● **DIRECTIVE**: Output the full listing below exactly as it reads, and skip anything that is a picture.

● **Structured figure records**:
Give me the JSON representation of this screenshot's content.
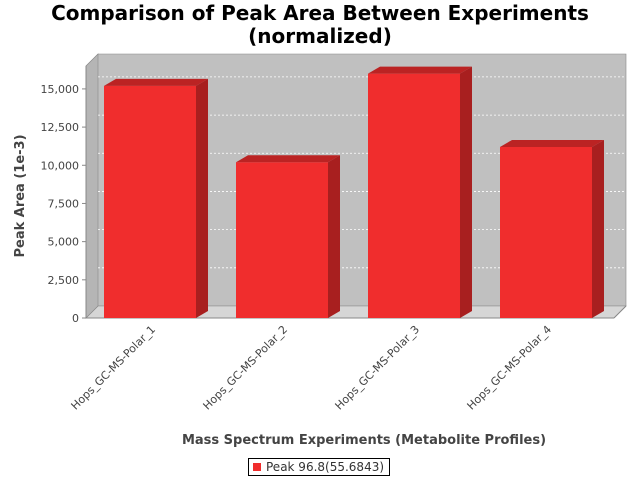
{
  "chart_data": {
    "type": "bar",
    "title_lines": [
      "Comparison of Peak Area Between Experiments",
      "(normalized)"
    ],
    "xlabel": "Mass Spectrum Experiments (Metabolite Profiles)",
    "ylabel": "Peak Area (1e-3)",
    "categories": [
      "Hops_GC-MS-Polar_1",
      "Hops_GC-MS-Polar_2",
      "Hops_GC-MS-Polar_3",
      "Hops_GC-MS-Polar_4"
    ],
    "series": [
      {
        "name": "Peak 96.8(55.6843)",
        "color": "#f02d2d",
        "values": [
          15200,
          10200,
          16000,
          11200
        ]
      }
    ],
    "ylim": [
      0,
      16500
    ],
    "yticks": [
      0,
      2500,
      5000,
      7500,
      10000,
      12500,
      15000
    ],
    "ytick_labels": [
      "0",
      "2,500",
      "5,000",
      "7,500",
      "10,000",
      "12,500",
      "15,000"
    ],
    "grid": true,
    "legend_position": "bottom-center",
    "style": "3d"
  }
}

● **WRITTEN ANSWER**:
Give me the JSON representation of this screenshot's content.
{
  "chart_data": {
    "type": "bar",
    "title_lines": [
      "Comparison of Peak Area Between Experiments",
      "(normalized)"
    ],
    "xlabel": "Mass Spectrum Experiments (Metabolite Profiles)",
    "ylabel": "Peak Area (1e-3)",
    "categories": [
      "Hops_GC-MS-Polar_1",
      "Hops_GC-MS-Polar_2",
      "Hops_GC-MS-Polar_3",
      "Hops_GC-MS-Polar_4"
    ],
    "series": [
      {
        "name": "Peak 96.8(55.6843)",
        "color": "#f02d2d",
        "values": [
          15200,
          10200,
          16000,
          11200
        ]
      }
    ],
    "ylim": [
      0,
      16500
    ],
    "yticks": [
      0,
      2500,
      5000,
      7500,
      10000,
      12500,
      15000
    ],
    "ytick_labels": [
      "0",
      "2,500",
      "5,000",
      "7,500",
      "10,000",
      "12,500",
      "15,000"
    ],
    "grid": true,
    "legend_position": "bottom-center",
    "style": "3d"
  }
}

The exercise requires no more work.